Your task:
Please print all of the material below, word for word.

>> Begin Raw data

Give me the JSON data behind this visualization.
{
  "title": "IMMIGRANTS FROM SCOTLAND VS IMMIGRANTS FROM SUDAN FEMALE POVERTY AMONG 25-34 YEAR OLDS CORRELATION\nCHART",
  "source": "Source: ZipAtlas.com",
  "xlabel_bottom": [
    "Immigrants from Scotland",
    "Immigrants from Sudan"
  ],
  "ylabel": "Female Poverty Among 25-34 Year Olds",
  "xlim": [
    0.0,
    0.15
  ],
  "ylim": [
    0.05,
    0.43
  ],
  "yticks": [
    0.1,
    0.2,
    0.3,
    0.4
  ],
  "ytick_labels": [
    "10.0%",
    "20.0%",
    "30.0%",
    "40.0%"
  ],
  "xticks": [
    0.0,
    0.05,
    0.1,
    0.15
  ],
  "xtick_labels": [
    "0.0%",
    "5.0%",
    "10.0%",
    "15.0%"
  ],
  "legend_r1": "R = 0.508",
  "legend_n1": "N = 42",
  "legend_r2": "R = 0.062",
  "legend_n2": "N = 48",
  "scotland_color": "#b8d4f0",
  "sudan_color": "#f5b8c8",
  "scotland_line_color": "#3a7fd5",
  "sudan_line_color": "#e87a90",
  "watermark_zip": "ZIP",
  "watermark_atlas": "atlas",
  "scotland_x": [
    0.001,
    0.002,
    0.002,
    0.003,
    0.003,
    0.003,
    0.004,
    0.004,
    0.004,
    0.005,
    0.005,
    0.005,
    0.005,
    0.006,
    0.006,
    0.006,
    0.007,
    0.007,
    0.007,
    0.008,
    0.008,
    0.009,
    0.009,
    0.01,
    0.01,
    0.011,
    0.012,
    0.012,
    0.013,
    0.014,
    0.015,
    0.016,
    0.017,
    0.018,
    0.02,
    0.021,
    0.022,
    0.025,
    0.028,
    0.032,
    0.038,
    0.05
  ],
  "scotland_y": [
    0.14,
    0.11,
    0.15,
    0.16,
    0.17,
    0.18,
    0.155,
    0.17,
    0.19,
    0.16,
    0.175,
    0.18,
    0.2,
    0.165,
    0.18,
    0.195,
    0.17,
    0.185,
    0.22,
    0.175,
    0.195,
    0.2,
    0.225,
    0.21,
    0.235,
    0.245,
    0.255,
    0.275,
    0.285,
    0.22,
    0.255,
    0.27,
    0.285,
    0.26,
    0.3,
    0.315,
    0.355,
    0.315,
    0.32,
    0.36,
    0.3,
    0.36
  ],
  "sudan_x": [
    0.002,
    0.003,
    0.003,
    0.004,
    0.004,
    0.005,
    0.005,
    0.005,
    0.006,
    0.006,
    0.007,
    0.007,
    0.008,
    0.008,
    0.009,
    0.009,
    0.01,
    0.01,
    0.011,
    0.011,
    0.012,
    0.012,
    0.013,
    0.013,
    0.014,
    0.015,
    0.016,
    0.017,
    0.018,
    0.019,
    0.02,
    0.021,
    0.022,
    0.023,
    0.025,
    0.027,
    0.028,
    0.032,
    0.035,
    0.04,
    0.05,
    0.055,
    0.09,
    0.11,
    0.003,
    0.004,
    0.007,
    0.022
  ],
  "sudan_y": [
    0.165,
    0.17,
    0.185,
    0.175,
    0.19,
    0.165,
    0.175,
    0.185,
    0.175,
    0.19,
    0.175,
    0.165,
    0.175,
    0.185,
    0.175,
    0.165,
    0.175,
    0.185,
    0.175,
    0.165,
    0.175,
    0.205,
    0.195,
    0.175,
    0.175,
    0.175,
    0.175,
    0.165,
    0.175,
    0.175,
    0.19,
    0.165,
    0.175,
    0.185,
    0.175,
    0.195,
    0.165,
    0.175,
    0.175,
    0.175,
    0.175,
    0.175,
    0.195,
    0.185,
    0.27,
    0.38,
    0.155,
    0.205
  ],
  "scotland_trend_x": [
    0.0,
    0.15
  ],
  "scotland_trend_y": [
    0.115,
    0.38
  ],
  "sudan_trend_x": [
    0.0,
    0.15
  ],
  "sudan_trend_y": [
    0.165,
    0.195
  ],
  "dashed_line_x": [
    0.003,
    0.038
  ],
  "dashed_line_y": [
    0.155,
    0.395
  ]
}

>> End Raw data

Exercise response:
Give me the JSON data behind this visualization.
{
  "title": "IMMIGRANTS FROM SCOTLAND VS IMMIGRANTS FROM SUDAN FEMALE POVERTY AMONG 25-34 YEAR OLDS CORRELATION\nCHART",
  "source": "Source: ZipAtlas.com",
  "xlabel_bottom": [
    "Immigrants from Scotland",
    "Immigrants from Sudan"
  ],
  "ylabel": "Female Poverty Among 25-34 Year Olds",
  "xlim": [
    0.0,
    0.15
  ],
  "ylim": [
    0.05,
    0.43
  ],
  "yticks": [
    0.1,
    0.2,
    0.3,
    0.4
  ],
  "ytick_labels": [
    "10.0%",
    "20.0%",
    "30.0%",
    "40.0%"
  ],
  "xticks": [
    0.0,
    0.05,
    0.1,
    0.15
  ],
  "xtick_labels": [
    "0.0%",
    "5.0%",
    "10.0%",
    "15.0%"
  ],
  "legend_r1": "R = 0.508",
  "legend_n1": "N = 42",
  "legend_r2": "R = 0.062",
  "legend_n2": "N = 48",
  "scotland_color": "#b8d4f0",
  "sudan_color": "#f5b8c8",
  "scotland_line_color": "#3a7fd5",
  "sudan_line_color": "#e87a90",
  "watermark_zip": "ZIP",
  "watermark_atlas": "atlas",
  "scotland_x": [
    0.001,
    0.002,
    0.002,
    0.003,
    0.003,
    0.003,
    0.004,
    0.004,
    0.004,
    0.005,
    0.005,
    0.005,
    0.005,
    0.006,
    0.006,
    0.006,
    0.007,
    0.007,
    0.007,
    0.008,
    0.008,
    0.009,
    0.009,
    0.01,
    0.01,
    0.011,
    0.012,
    0.012,
    0.013,
    0.014,
    0.015,
    0.016,
    0.017,
    0.018,
    0.02,
    0.021,
    0.022,
    0.025,
    0.028,
    0.032,
    0.038,
    0.05
  ],
  "scotland_y": [
    0.14,
    0.11,
    0.15,
    0.16,
    0.17,
    0.18,
    0.155,
    0.17,
    0.19,
    0.16,
    0.175,
    0.18,
    0.2,
    0.165,
    0.18,
    0.195,
    0.17,
    0.185,
    0.22,
    0.175,
    0.195,
    0.2,
    0.225,
    0.21,
    0.235,
    0.245,
    0.255,
    0.275,
    0.285,
    0.22,
    0.255,
    0.27,
    0.285,
    0.26,
    0.3,
    0.315,
    0.355,
    0.315,
    0.32,
    0.36,
    0.3,
    0.36
  ],
  "sudan_x": [
    0.002,
    0.003,
    0.003,
    0.004,
    0.004,
    0.005,
    0.005,
    0.005,
    0.006,
    0.006,
    0.007,
    0.007,
    0.008,
    0.008,
    0.009,
    0.009,
    0.01,
    0.01,
    0.011,
    0.011,
    0.012,
    0.012,
    0.013,
    0.013,
    0.014,
    0.015,
    0.016,
    0.017,
    0.018,
    0.019,
    0.02,
    0.021,
    0.022,
    0.023,
    0.025,
    0.027,
    0.028,
    0.032,
    0.035,
    0.04,
    0.05,
    0.055,
    0.09,
    0.11,
    0.003,
    0.004,
    0.007,
    0.022
  ],
  "sudan_y": [
    0.165,
    0.17,
    0.185,
    0.175,
    0.19,
    0.165,
    0.175,
    0.185,
    0.175,
    0.19,
    0.175,
    0.165,
    0.175,
    0.185,
    0.175,
    0.165,
    0.175,
    0.185,
    0.175,
    0.165,
    0.175,
    0.205,
    0.195,
    0.175,
    0.175,
    0.175,
    0.175,
    0.165,
    0.175,
    0.175,
    0.19,
    0.165,
    0.175,
    0.185,
    0.175,
    0.195,
    0.165,
    0.175,
    0.175,
    0.175,
    0.175,
    0.175,
    0.195,
    0.185,
    0.27,
    0.38,
    0.155,
    0.205
  ],
  "scotland_trend_x": [
    0.0,
    0.15
  ],
  "scotland_trend_y": [
    0.115,
    0.38
  ],
  "sudan_trend_x": [
    0.0,
    0.15
  ],
  "sudan_trend_y": [
    0.165,
    0.195
  ],
  "dashed_line_x": [
    0.003,
    0.038
  ],
  "dashed_line_y": [
    0.155,
    0.395
  ]
}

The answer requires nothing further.